Write the material out again, line by line, exactly as it is.

## BEGIN INPUT MATERIAL

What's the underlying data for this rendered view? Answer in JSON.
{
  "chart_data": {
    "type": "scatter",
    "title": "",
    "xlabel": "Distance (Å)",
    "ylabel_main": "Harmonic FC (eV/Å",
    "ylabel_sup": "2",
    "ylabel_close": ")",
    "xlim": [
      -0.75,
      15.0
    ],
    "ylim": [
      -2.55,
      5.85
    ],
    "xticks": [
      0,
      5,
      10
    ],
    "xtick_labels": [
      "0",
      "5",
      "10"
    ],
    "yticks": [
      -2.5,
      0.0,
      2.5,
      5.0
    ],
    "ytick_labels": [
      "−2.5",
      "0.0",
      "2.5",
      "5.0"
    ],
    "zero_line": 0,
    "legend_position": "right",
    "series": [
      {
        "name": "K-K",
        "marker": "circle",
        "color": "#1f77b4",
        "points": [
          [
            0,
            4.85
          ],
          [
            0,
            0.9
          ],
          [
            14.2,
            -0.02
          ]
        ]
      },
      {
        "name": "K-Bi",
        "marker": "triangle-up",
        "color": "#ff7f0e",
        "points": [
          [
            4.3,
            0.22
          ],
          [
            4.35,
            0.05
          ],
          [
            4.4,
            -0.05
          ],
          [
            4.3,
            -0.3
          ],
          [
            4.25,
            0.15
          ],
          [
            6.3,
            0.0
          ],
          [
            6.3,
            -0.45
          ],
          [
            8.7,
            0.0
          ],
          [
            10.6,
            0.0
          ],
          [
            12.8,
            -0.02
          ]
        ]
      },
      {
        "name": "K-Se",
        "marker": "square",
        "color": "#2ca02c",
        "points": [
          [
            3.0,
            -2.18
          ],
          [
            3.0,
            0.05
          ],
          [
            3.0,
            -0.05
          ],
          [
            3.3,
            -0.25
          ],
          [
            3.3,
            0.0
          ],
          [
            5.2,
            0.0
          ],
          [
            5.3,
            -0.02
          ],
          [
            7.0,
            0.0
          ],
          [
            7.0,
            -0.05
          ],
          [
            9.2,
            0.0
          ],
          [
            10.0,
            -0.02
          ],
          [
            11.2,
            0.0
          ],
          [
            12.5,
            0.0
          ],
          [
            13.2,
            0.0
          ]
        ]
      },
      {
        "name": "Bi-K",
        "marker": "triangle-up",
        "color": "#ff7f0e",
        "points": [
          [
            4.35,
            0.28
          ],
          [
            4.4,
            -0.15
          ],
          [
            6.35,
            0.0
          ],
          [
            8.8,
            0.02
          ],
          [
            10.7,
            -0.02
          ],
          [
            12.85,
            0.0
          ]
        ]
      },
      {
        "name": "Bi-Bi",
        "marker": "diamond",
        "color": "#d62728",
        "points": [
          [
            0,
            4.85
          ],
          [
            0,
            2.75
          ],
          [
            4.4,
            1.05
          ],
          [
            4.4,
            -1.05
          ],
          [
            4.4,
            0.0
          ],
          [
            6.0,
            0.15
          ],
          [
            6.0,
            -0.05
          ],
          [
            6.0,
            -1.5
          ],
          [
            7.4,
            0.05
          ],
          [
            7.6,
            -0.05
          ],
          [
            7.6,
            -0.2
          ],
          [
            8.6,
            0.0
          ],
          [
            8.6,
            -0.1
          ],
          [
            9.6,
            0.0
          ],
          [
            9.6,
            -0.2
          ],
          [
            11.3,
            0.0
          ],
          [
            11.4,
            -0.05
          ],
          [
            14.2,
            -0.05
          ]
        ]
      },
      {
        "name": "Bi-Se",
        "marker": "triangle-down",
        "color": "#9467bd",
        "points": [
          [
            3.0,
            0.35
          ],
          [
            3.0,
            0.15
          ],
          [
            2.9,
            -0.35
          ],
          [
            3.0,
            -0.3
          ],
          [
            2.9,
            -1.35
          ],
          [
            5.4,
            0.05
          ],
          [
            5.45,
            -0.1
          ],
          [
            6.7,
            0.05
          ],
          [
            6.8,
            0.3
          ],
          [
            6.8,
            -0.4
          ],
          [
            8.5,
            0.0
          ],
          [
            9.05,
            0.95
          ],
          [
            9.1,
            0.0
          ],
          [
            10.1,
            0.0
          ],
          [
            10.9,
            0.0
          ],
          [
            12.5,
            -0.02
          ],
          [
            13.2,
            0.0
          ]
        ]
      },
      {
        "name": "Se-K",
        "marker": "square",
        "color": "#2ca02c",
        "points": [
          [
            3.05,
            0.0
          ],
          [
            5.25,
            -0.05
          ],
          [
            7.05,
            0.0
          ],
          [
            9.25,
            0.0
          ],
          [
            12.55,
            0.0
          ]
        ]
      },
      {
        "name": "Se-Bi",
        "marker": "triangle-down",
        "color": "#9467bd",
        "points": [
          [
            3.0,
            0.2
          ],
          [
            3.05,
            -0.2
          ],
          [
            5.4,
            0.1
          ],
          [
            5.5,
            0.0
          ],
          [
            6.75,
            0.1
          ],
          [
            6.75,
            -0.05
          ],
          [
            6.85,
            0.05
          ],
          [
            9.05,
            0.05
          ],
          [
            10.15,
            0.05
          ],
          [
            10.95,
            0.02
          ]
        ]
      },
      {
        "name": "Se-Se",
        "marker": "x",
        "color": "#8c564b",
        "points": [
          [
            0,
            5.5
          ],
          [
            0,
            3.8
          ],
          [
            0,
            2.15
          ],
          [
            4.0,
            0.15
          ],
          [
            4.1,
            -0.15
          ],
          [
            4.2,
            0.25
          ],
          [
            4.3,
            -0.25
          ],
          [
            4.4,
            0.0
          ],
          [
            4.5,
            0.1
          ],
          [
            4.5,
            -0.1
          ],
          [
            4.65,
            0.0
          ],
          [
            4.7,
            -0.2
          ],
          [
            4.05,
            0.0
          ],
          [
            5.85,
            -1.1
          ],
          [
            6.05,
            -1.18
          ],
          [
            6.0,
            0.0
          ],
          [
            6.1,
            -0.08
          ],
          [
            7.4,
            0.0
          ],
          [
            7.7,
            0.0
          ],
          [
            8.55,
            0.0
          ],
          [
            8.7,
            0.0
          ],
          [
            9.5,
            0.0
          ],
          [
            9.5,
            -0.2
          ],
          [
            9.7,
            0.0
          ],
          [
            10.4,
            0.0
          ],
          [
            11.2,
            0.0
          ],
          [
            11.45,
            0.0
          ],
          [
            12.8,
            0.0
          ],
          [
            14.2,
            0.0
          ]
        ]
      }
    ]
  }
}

## END INPUT MATERIAL

● RESPONSE:
What's the underlying data for this rendered view? Answer in JSON.
{
  "chart_data": {
    "type": "scatter",
    "title": "",
    "xlabel": "Distance (Å)",
    "ylabel_main": "Harmonic FC (eV/Å",
    "ylabel_sup": "2",
    "ylabel_close": ")",
    "xlim": [
      -0.75,
      15.0
    ],
    "ylim": [
      -2.55,
      5.85
    ],
    "xticks": [
      0,
      5,
      10
    ],
    "xtick_labels": [
      "0",
      "5",
      "10"
    ],
    "yticks": [
      -2.5,
      0.0,
      2.5,
      5.0
    ],
    "ytick_labels": [
      "−2.5",
      "0.0",
      "2.5",
      "5.0"
    ],
    "zero_line": 0,
    "legend_position": "right",
    "series": [
      {
        "name": "K-K",
        "marker": "circle",
        "color": "#1f77b4",
        "points": [
          [
            0,
            4.85
          ],
          [
            0,
            0.9
          ],
          [
            14.2,
            -0.02
          ]
        ]
      },
      {
        "name": "K-Bi",
        "marker": "triangle-up",
        "color": "#ff7f0e",
        "points": [
          [
            4.3,
            0.22
          ],
          [
            4.35,
            0.05
          ],
          [
            4.4,
            -0.05
          ],
          [
            4.3,
            -0.3
          ],
          [
            4.25,
            0.15
          ],
          [
            6.3,
            0.0
          ],
          [
            6.3,
            -0.45
          ],
          [
            8.7,
            0.0
          ],
          [
            10.6,
            0.0
          ],
          [
            12.8,
            -0.02
          ]
        ]
      },
      {
        "name": "K-Se",
        "marker": "square",
        "color": "#2ca02c",
        "points": [
          [
            3.0,
            -2.18
          ],
          [
            3.0,
            0.05
          ],
          [
            3.0,
            -0.05
          ],
          [
            3.3,
            -0.25
          ],
          [
            3.3,
            0.0
          ],
          [
            5.2,
            0.0
          ],
          [
            5.3,
            -0.02
          ],
          [
            7.0,
            0.0
          ],
          [
            7.0,
            -0.05
          ],
          [
            9.2,
            0.0
          ],
          [
            10.0,
            -0.02
          ],
          [
            11.2,
            0.0
          ],
          [
            12.5,
            0.0
          ],
          [
            13.2,
            0.0
          ]
        ]
      },
      {
        "name": "Bi-K",
        "marker": "triangle-up",
        "color": "#ff7f0e",
        "points": [
          [
            4.35,
            0.28
          ],
          [
            4.4,
            -0.15
          ],
          [
            6.35,
            0.0
          ],
          [
            8.8,
            0.02
          ],
          [
            10.7,
            -0.02
          ],
          [
            12.85,
            0.0
          ]
        ]
      },
      {
        "name": "Bi-Bi",
        "marker": "diamond",
        "color": "#d62728",
        "points": [
          [
            0,
            4.85
          ],
          [
            0,
            2.75
          ],
          [
            4.4,
            1.05
          ],
          [
            4.4,
            -1.05
          ],
          [
            4.4,
            0.0
          ],
          [
            6.0,
            0.15
          ],
          [
            6.0,
            -0.05
          ],
          [
            6.0,
            -1.5
          ],
          [
            7.4,
            0.05
          ],
          [
            7.6,
            -0.05
          ],
          [
            7.6,
            -0.2
          ],
          [
            8.6,
            0.0
          ],
          [
            8.6,
            -0.1
          ],
          [
            9.6,
            0.0
          ],
          [
            9.6,
            -0.2
          ],
          [
            11.3,
            0.0
          ],
          [
            11.4,
            -0.05
          ],
          [
            14.2,
            -0.05
          ]
        ]
      },
      {
        "name": "Bi-Se",
        "marker": "triangle-down",
        "color": "#9467bd",
        "points": [
          [
            3.0,
            0.35
          ],
          [
            3.0,
            0.15
          ],
          [
            2.9,
            -0.35
          ],
          [
            3.0,
            -0.3
          ],
          [
            2.9,
            -1.35
          ],
          [
            5.4,
            0.05
          ],
          [
            5.45,
            -0.1
          ],
          [
            6.7,
            0.05
          ],
          [
            6.8,
            0.3
          ],
          [
            6.8,
            -0.4
          ],
          [
            8.5,
            0.0
          ],
          [
            9.05,
            0.95
          ],
          [
            9.1,
            0.0
          ],
          [
            10.1,
            0.0
          ],
          [
            10.9,
            0.0
          ],
          [
            12.5,
            -0.02
          ],
          [
            13.2,
            0.0
          ]
        ]
      },
      {
        "name": "Se-K",
        "marker": "square",
        "color": "#2ca02c",
        "points": [
          [
            3.05,
            0.0
          ],
          [
            5.25,
            -0.05
          ],
          [
            7.05,
            0.0
          ],
          [
            9.25,
            0.0
          ],
          [
            12.55,
            0.0
          ]
        ]
      },
      {
        "name": "Se-Bi",
        "marker": "triangle-down",
        "color": "#9467bd",
        "points": [
          [
            3.0,
            0.2
          ],
          [
            3.05,
            -0.2
          ],
          [
            5.4,
            0.1
          ],
          [
            5.5,
            0.0
          ],
          [
            6.75,
            0.1
          ],
          [
            6.75,
            -0.05
          ],
          [
            6.85,
            0.05
          ],
          [
            9.05,
            0.05
          ],
          [
            10.15,
            0.05
          ],
          [
            10.95,
            0.02
          ]
        ]
      },
      {
        "name": "Se-Se",
        "marker": "x",
        "color": "#8c564b",
        "points": [
          [
            0,
            5.5
          ],
          [
            0,
            3.8
          ],
          [
            0,
            2.15
          ],
          [
            4.0,
            0.15
          ],
          [
            4.1,
            -0.15
          ],
          [
            4.2,
            0.25
          ],
          [
            4.3,
            -0.25
          ],
          [
            4.4,
            0.0
          ],
          [
            4.5,
            0.1
          ],
          [
            4.5,
            -0.1
          ],
          [
            4.65,
            0.0
          ],
          [
            4.7,
            -0.2
          ],
          [
            4.05,
            0.0
          ],
          [
            5.85,
            -1.1
          ],
          [
            6.05,
            -1.18
          ],
          [
            6.0,
            0.0
          ],
          [
            6.1,
            -0.08
          ],
          [
            7.4,
            0.0
          ],
          [
            7.7,
            0.0
          ],
          [
            8.55,
            0.0
          ],
          [
            8.7,
            0.0
          ],
          [
            9.5,
            0.0
          ],
          [
            9.5,
            -0.2
          ],
          [
            9.7,
            0.0
          ],
          [
            10.4,
            0.0
          ],
          [
            11.2,
            0.0
          ],
          [
            11.45,
            0.0
          ],
          [
            12.8,
            0.0
          ],
          [
            14.2,
            0.0
          ]
        ]
      }
    ]
  }
}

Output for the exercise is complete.